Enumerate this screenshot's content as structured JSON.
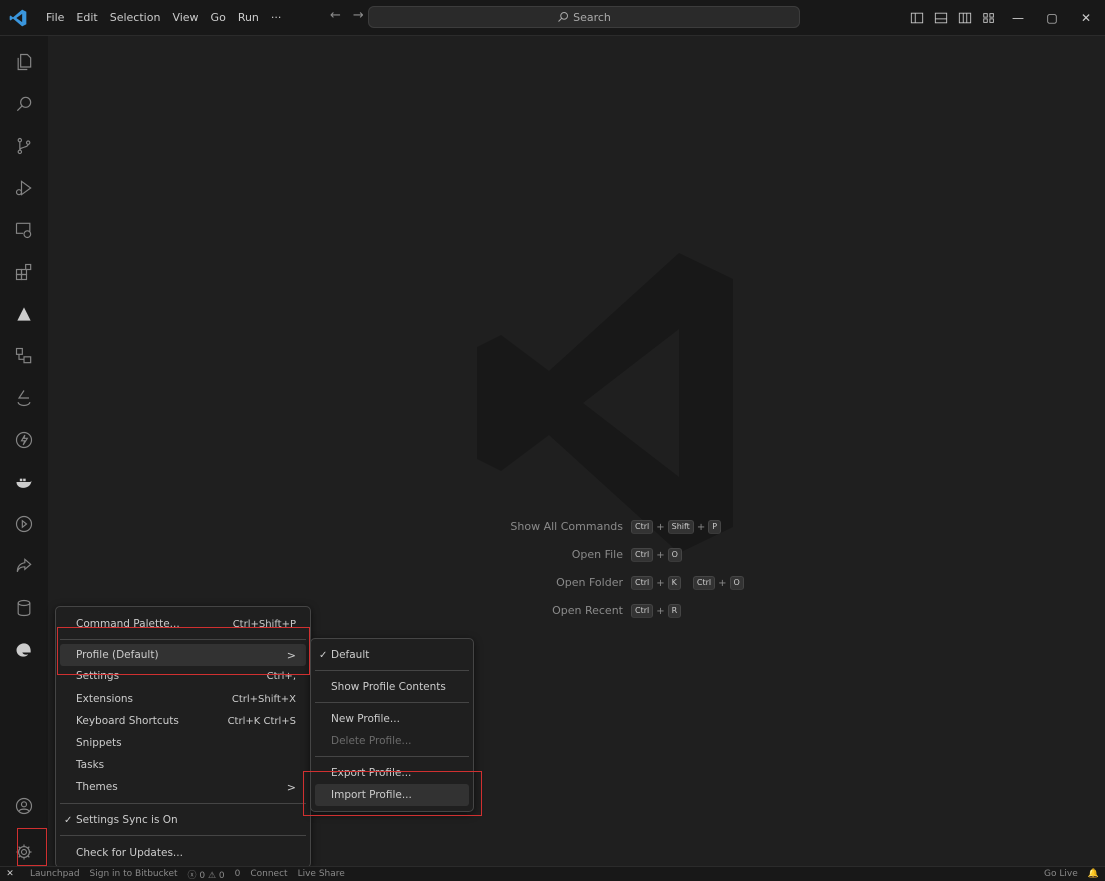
{
  "menubar": {
    "items": [
      "File",
      "Edit",
      "Selection",
      "View",
      "Go",
      "Run",
      "···"
    ],
    "back_arrow": "←",
    "forward_arrow": "→"
  },
  "search": {
    "label": "Search"
  },
  "window_controls": {
    "minimize": "—",
    "maximize": "▢",
    "close": "✕"
  },
  "activity_icons": [
    "explorer-icon",
    "search-icon",
    "source-control-icon",
    "run-debug-icon",
    "remote-explorer-icon",
    "extensions-icon",
    "azure-icon",
    "deployment-icon",
    "accessibility-icon",
    "lightning-icon",
    "docker-icon",
    "play-circle-icon",
    "live-share-icon",
    "database-icon",
    "edge-icon",
    "account-icon",
    "manage-gear-icon"
  ],
  "shortcuts": [
    {
      "label": "Show All Commands",
      "keys": [
        [
          "Ctrl",
          "Shift",
          "P"
        ]
      ]
    },
    {
      "label": "Open File",
      "keys": [
        [
          "Ctrl",
          "O"
        ]
      ]
    },
    {
      "label": "Open Folder",
      "keys": [
        [
          "Ctrl",
          "K"
        ],
        [
          "Ctrl",
          "O"
        ]
      ]
    },
    {
      "label": "Open Recent",
      "keys": [
        [
          "Ctrl",
          "R"
        ]
      ]
    }
  ],
  "manage_menu": {
    "items": [
      {
        "label": "Command Palette...",
        "shortcut": "Ctrl+Shift+P"
      },
      {
        "label": "Profile (Default)",
        "submenu": ">"
      },
      {
        "label": "Settings",
        "shortcut": "Ctrl+,"
      },
      {
        "label": "Extensions",
        "shortcut": "Ctrl+Shift+X"
      },
      {
        "label": "Keyboard Shortcuts",
        "shortcut": "Ctrl+K Ctrl+S"
      },
      {
        "label": "Snippets"
      },
      {
        "label": "Tasks"
      },
      {
        "label": "Themes",
        "submenu": ">"
      },
      {
        "label": "Settings Sync is On",
        "check": "✓"
      },
      {
        "label": "Check for Updates..."
      }
    ]
  },
  "profile_submenu": {
    "items": [
      {
        "label": "Default",
        "check": "✓"
      },
      {
        "label": "Show Profile Contents"
      },
      {
        "label": "New Profile..."
      },
      {
        "label": "Delete Profile...",
        "disabled": true
      },
      {
        "label": "Export Profile..."
      },
      {
        "label": "Import Profile..."
      }
    ]
  },
  "statusbar": {
    "remote": "✕",
    "launchpad": "Launchpad",
    "bitbucket": "Sign in to Bitbucket",
    "problems": "ⓧ 0 ⚠ 0",
    "ports": "0",
    "connect": "Connect",
    "liveshare": "Live Share",
    "golive": "Go Live"
  },
  "colors": {
    "accent": "#3a96dd",
    "highlight_box": "#d03030",
    "background": "#1f1f1f"
  }
}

EXERCISE BRIEF>
Set the listing down in full and exactly. Pictures within it should not appear in the copy.

THE REPLY>
Enumerate this screenshot's content as structured JSON.
{
  "menubar": {
    "items": [
      "File",
      "Edit",
      "Selection",
      "View",
      "Go",
      "Run",
      "···"
    ],
    "back_arrow": "←",
    "forward_arrow": "→"
  },
  "search": {
    "label": "Search"
  },
  "window_controls": {
    "minimize": "—",
    "maximize": "▢",
    "close": "✕"
  },
  "activity_icons": [
    "explorer-icon",
    "search-icon",
    "source-control-icon",
    "run-debug-icon",
    "remote-explorer-icon",
    "extensions-icon",
    "azure-icon",
    "deployment-icon",
    "accessibility-icon",
    "lightning-icon",
    "docker-icon",
    "play-circle-icon",
    "live-share-icon",
    "database-icon",
    "edge-icon",
    "account-icon",
    "manage-gear-icon"
  ],
  "shortcuts": [
    {
      "label": "Show All Commands",
      "keys": [
        [
          "Ctrl",
          "Shift",
          "P"
        ]
      ]
    },
    {
      "label": "Open File",
      "keys": [
        [
          "Ctrl",
          "O"
        ]
      ]
    },
    {
      "label": "Open Folder",
      "keys": [
        [
          "Ctrl",
          "K"
        ],
        [
          "Ctrl",
          "O"
        ]
      ]
    },
    {
      "label": "Open Recent",
      "keys": [
        [
          "Ctrl",
          "R"
        ]
      ]
    }
  ],
  "manage_menu": {
    "items": [
      {
        "label": "Command Palette...",
        "shortcut": "Ctrl+Shift+P"
      },
      {
        "label": "Profile (Default)",
        "submenu": ">"
      },
      {
        "label": "Settings",
        "shortcut": "Ctrl+,"
      },
      {
        "label": "Extensions",
        "shortcut": "Ctrl+Shift+X"
      },
      {
        "label": "Keyboard Shortcuts",
        "shortcut": "Ctrl+K Ctrl+S"
      },
      {
        "label": "Snippets"
      },
      {
        "label": "Tasks"
      },
      {
        "label": "Themes",
        "submenu": ">"
      },
      {
        "label": "Settings Sync is On",
        "check": "✓"
      },
      {
        "label": "Check for Updates..."
      }
    ]
  },
  "profile_submenu": {
    "items": [
      {
        "label": "Default",
        "check": "✓"
      },
      {
        "label": "Show Profile Contents"
      },
      {
        "label": "New Profile..."
      },
      {
        "label": "Delete Profile...",
        "disabled": true
      },
      {
        "label": "Export Profile..."
      },
      {
        "label": "Import Profile..."
      }
    ]
  },
  "statusbar": {
    "remote": "✕",
    "launchpad": "Launchpad",
    "bitbucket": "Sign in to Bitbucket",
    "problems": "ⓧ 0 ⚠ 0",
    "ports": "0",
    "connect": "Connect",
    "liveshare": "Live Share",
    "golive": "Go Live"
  },
  "colors": {
    "accent": "#3a96dd",
    "highlight_box": "#d03030",
    "background": "#1f1f1f"
  }
}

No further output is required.